--- Begin Provided material ---

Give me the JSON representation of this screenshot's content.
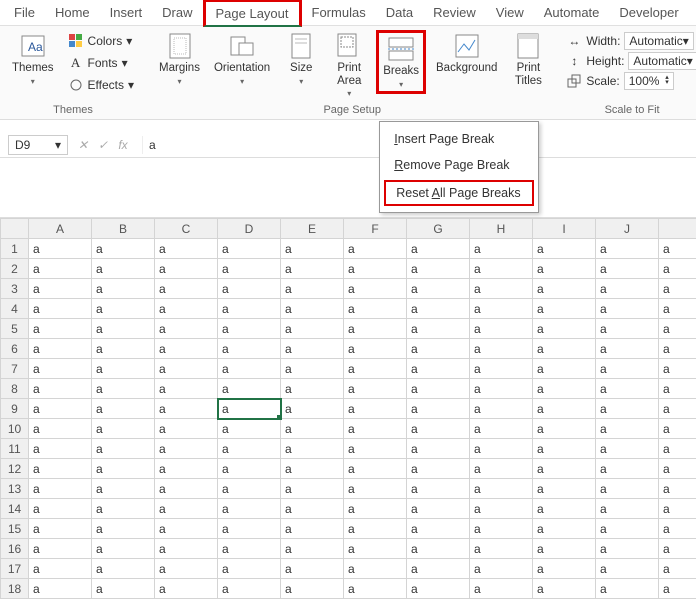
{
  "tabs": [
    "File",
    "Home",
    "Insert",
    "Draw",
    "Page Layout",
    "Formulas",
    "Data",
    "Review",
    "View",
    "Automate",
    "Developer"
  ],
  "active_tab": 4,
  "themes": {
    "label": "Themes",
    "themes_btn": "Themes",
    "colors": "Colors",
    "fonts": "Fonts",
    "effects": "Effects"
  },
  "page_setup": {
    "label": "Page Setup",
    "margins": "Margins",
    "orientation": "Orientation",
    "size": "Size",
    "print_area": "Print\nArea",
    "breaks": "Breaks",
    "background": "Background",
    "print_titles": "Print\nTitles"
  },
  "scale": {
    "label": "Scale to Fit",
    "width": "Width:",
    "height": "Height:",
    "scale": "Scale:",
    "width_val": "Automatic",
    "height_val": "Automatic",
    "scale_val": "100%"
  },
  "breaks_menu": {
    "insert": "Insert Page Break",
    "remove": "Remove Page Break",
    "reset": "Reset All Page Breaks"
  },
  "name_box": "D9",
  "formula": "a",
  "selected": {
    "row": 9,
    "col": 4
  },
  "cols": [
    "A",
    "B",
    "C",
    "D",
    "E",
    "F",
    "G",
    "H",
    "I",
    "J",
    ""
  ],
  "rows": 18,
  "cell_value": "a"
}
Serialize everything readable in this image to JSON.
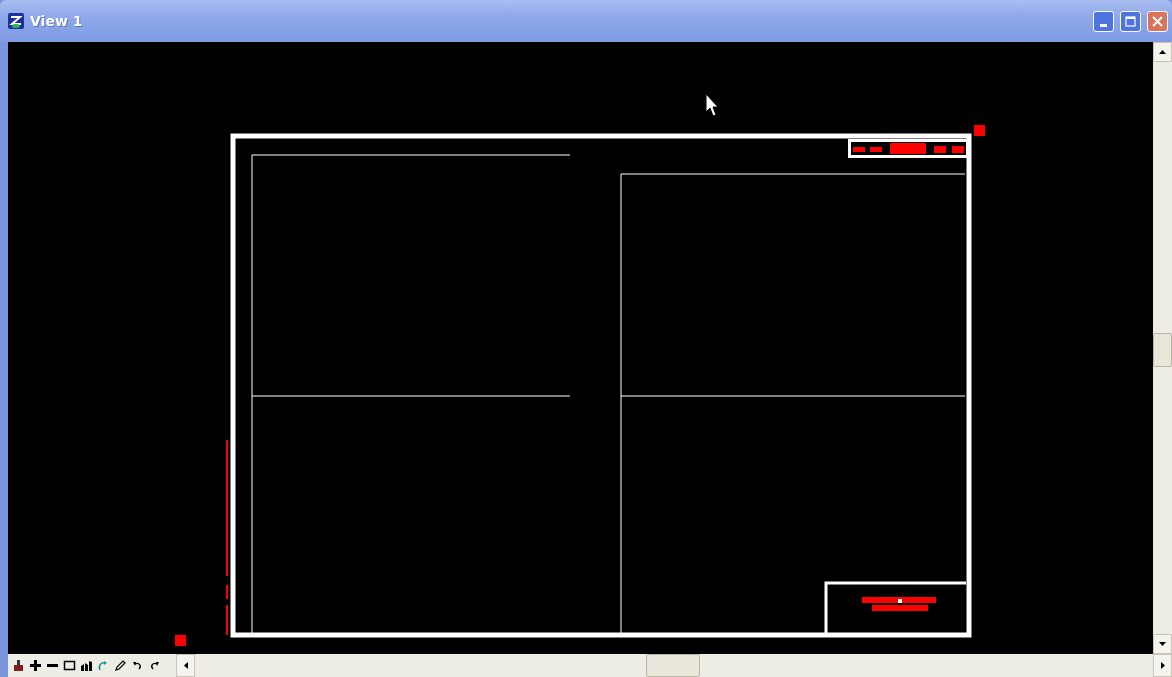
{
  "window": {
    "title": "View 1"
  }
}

--- End Provided material ---
--- Begin Provided material ---

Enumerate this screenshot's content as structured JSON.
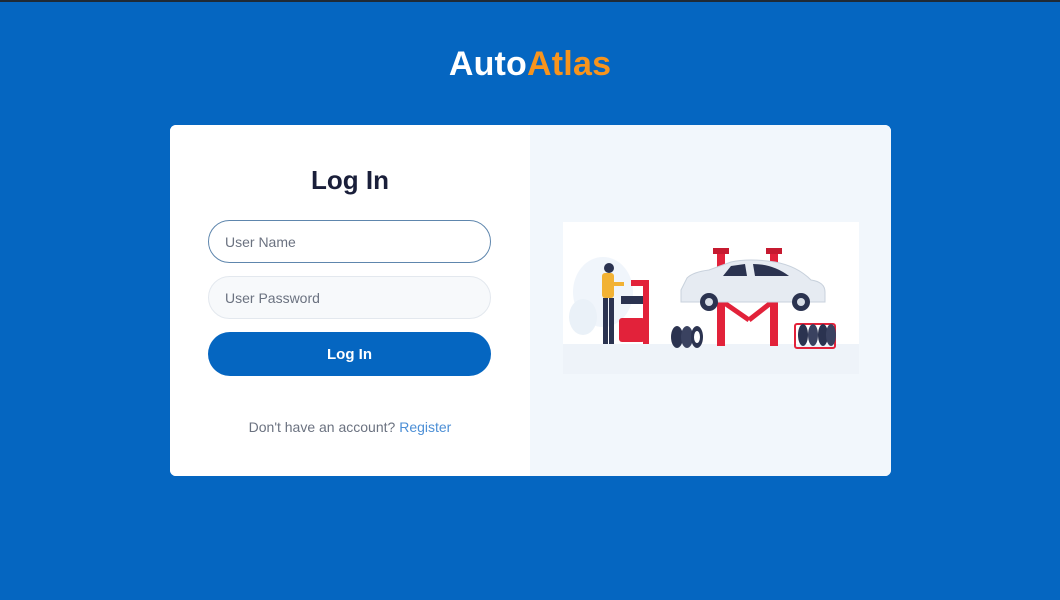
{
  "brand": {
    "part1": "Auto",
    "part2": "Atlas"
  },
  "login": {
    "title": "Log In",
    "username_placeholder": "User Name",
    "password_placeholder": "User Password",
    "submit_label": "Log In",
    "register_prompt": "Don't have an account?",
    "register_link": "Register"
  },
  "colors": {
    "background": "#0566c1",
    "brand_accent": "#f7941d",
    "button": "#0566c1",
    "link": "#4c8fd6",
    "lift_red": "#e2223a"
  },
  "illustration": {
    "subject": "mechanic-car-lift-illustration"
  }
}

--- End Provided material ---
--- Begin Provided material ---

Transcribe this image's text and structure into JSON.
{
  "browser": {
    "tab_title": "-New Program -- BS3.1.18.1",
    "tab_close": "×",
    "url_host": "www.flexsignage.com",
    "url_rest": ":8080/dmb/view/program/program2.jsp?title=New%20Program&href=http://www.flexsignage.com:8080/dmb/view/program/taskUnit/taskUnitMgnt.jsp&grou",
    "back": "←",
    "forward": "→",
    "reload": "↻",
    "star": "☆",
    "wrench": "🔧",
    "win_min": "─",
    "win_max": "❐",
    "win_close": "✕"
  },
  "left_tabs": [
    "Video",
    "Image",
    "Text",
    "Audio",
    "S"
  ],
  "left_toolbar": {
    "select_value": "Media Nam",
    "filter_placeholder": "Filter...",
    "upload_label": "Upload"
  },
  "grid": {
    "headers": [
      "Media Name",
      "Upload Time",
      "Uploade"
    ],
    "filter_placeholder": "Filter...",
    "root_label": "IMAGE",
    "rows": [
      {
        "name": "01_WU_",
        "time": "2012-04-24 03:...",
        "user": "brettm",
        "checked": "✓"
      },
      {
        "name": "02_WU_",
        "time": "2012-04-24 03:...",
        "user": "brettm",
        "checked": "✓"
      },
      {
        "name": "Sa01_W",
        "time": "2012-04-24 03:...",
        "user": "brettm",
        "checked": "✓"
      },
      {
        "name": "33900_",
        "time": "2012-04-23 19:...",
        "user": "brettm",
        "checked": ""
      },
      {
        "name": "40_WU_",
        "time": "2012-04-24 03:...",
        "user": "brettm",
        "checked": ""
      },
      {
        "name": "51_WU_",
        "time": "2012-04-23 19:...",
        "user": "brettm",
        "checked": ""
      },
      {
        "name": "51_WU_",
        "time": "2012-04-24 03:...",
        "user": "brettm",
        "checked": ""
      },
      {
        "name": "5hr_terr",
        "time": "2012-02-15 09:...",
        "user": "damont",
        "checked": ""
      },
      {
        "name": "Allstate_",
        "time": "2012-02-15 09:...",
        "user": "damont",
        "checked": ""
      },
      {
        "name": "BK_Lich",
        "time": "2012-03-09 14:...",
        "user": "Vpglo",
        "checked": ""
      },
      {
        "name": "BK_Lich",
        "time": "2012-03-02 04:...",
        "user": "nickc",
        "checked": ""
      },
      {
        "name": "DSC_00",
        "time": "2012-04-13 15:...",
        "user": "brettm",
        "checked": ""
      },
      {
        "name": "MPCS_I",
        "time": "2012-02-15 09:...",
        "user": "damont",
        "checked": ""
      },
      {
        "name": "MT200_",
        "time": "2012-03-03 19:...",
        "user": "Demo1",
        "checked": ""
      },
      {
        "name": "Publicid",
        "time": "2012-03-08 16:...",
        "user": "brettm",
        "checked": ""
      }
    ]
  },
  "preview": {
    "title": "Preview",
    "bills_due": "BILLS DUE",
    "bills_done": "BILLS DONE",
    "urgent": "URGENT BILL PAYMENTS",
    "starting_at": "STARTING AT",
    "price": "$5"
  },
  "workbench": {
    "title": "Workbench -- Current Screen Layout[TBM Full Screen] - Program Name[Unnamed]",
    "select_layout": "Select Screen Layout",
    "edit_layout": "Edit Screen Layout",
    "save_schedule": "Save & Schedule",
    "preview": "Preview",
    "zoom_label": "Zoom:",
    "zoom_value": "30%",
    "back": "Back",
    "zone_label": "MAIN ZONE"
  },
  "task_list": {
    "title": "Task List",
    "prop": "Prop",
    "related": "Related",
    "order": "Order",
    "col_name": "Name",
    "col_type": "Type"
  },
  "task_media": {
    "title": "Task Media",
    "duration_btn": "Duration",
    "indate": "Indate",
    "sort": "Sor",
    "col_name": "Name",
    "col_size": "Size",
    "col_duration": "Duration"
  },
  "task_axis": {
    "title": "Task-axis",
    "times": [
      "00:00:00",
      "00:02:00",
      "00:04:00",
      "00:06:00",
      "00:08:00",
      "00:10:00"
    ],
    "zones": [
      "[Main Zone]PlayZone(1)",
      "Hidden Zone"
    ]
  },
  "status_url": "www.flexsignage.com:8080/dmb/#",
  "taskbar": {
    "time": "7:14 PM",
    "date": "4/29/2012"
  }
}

--- End Provided material ---

To do -> Copy out every line of the listing that contains the string "BILLS".

Answer in full ->
    "bills_due": "BILLS DUE",
    "bills_done": "BILLS DONE",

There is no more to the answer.